Written request:
Filter the records for lines holding the string "spread".

BEGIN Data for the task

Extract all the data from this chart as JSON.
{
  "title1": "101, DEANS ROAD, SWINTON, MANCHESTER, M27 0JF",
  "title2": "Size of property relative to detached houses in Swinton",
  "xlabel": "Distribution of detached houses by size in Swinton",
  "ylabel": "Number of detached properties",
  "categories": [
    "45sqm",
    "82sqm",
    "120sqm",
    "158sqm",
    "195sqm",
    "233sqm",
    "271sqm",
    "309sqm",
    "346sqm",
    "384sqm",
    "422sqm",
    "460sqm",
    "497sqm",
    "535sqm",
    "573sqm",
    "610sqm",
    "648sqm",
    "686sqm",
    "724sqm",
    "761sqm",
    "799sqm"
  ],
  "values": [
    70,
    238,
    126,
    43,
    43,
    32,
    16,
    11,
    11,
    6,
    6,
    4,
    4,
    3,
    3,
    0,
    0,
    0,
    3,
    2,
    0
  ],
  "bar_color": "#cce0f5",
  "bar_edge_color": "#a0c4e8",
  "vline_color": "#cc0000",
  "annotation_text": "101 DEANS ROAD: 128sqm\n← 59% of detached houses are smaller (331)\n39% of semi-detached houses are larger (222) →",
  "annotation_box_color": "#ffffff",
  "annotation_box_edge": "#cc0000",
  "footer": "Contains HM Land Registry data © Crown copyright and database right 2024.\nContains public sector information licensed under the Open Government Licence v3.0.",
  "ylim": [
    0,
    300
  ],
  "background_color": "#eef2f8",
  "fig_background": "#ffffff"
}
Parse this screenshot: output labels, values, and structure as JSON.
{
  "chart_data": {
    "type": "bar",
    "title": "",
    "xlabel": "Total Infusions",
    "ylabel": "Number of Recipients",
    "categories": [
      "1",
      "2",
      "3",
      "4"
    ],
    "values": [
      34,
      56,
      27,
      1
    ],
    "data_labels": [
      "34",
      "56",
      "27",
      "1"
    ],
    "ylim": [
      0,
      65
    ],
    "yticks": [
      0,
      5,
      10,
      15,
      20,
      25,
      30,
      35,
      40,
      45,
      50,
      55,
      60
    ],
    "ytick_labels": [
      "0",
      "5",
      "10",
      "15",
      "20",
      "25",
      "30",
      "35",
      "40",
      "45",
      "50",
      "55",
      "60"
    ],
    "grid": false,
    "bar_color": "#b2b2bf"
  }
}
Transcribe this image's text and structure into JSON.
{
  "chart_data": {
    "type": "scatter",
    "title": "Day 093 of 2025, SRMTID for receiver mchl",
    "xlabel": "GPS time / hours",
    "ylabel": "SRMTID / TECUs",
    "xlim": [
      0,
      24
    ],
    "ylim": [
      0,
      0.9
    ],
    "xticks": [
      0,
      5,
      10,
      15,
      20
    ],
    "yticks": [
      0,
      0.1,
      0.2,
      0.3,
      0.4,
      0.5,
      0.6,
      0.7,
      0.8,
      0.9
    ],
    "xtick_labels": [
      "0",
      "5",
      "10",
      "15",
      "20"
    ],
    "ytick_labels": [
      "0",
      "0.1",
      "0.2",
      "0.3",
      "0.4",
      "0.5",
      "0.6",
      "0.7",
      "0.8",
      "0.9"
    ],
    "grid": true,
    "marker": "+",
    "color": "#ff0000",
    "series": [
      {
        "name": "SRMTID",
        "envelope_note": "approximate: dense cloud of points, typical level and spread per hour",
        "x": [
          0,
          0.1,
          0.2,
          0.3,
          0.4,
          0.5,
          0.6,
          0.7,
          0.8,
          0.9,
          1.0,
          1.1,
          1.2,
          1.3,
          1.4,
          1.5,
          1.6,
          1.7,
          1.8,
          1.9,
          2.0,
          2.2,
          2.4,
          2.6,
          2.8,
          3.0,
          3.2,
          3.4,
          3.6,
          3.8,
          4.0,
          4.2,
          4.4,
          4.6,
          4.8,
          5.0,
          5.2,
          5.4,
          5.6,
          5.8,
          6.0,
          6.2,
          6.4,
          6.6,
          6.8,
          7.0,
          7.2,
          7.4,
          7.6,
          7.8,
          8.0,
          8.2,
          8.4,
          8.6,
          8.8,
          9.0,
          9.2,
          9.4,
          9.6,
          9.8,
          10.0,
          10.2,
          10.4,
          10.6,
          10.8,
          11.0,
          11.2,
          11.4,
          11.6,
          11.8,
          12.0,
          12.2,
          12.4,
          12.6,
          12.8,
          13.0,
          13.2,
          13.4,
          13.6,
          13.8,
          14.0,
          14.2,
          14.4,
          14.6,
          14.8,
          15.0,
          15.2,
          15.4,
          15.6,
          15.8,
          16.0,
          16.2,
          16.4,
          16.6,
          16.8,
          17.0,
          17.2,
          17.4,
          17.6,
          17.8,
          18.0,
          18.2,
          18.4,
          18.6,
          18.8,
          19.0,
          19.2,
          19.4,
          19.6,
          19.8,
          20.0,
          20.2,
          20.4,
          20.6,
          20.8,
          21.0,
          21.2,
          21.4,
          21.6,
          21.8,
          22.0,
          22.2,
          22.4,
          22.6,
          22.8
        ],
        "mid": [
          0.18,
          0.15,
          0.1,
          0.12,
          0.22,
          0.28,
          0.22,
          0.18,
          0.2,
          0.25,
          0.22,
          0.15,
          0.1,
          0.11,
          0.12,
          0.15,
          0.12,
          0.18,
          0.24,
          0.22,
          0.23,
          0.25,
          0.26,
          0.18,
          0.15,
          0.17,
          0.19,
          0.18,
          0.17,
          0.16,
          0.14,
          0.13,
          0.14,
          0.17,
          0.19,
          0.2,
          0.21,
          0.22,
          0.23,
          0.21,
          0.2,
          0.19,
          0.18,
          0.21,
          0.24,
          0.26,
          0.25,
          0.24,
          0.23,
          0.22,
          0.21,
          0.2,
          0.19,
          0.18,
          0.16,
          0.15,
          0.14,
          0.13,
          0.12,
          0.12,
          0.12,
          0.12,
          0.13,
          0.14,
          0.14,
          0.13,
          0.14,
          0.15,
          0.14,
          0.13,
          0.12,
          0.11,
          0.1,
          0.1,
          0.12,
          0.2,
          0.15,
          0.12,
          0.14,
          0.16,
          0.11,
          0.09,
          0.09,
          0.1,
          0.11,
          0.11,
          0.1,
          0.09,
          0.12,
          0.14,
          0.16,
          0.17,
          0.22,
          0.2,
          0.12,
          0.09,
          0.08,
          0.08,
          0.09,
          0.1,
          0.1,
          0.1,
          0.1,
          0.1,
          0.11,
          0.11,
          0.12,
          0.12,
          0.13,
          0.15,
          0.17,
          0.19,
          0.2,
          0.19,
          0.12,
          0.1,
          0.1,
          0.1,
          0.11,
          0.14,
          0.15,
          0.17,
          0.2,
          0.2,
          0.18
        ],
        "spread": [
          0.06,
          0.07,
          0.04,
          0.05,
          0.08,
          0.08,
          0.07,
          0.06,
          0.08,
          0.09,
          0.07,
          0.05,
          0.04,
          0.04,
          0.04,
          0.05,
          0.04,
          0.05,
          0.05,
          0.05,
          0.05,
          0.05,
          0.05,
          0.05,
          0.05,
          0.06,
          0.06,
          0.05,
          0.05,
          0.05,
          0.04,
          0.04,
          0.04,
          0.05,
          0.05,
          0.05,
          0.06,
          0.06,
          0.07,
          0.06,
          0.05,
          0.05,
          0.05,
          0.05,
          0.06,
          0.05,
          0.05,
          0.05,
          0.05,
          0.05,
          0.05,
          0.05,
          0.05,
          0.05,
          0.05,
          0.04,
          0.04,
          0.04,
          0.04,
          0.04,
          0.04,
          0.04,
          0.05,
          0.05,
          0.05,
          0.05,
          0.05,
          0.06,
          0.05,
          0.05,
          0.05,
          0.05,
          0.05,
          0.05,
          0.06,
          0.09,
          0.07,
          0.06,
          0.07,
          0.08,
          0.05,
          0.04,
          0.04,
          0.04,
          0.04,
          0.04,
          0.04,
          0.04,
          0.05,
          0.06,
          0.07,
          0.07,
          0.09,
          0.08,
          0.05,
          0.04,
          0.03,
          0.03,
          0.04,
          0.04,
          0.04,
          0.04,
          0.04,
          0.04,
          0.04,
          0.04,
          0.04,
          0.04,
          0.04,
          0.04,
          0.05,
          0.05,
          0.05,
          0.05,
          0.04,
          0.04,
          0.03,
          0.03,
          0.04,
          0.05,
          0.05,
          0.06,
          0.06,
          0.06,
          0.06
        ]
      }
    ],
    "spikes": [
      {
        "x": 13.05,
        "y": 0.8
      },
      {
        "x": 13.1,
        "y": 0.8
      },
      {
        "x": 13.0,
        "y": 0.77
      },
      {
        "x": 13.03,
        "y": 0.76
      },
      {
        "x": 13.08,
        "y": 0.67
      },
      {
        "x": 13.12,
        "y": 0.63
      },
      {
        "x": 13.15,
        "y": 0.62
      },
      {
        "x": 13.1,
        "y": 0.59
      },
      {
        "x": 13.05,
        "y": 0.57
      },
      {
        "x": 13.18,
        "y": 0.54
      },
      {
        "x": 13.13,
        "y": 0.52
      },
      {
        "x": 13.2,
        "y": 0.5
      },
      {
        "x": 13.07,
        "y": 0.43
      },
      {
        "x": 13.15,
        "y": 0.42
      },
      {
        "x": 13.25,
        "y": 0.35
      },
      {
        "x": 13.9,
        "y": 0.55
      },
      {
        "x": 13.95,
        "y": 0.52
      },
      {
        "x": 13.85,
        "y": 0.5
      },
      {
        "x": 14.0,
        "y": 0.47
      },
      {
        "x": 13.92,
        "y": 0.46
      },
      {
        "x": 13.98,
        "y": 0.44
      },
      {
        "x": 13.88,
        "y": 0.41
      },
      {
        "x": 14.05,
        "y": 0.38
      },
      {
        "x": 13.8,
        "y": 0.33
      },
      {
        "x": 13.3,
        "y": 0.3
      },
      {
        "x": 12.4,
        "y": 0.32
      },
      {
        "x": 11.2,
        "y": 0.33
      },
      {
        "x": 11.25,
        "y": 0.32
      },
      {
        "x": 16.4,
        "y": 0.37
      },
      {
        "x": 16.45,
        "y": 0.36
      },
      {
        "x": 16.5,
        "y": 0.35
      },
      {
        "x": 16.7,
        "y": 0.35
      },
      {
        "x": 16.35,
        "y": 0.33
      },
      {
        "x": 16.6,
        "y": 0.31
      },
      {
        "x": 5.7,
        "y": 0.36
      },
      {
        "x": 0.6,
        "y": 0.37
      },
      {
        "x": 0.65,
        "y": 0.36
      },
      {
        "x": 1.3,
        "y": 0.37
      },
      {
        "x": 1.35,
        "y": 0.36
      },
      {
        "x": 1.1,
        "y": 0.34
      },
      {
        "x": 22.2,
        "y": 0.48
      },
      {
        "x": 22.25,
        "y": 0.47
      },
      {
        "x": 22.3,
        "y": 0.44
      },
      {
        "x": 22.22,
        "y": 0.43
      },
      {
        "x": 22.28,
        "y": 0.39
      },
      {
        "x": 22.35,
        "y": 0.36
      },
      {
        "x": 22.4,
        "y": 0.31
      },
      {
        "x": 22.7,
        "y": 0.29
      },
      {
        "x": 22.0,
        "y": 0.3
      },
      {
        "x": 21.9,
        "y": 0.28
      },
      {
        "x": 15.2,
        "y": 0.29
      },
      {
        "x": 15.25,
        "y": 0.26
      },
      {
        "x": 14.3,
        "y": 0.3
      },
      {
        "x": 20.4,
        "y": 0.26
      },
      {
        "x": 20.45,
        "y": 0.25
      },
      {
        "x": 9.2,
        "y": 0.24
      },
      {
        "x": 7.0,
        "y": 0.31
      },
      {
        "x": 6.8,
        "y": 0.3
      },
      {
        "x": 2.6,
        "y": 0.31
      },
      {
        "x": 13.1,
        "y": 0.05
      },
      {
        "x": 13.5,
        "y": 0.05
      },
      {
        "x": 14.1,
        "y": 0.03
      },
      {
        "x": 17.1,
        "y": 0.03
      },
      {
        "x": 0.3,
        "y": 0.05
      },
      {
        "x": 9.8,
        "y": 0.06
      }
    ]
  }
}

END Data for the task

Reply:
        "envelope_note": "approximate: dense cloud of points, typical level and spread per hour",
        "spread": [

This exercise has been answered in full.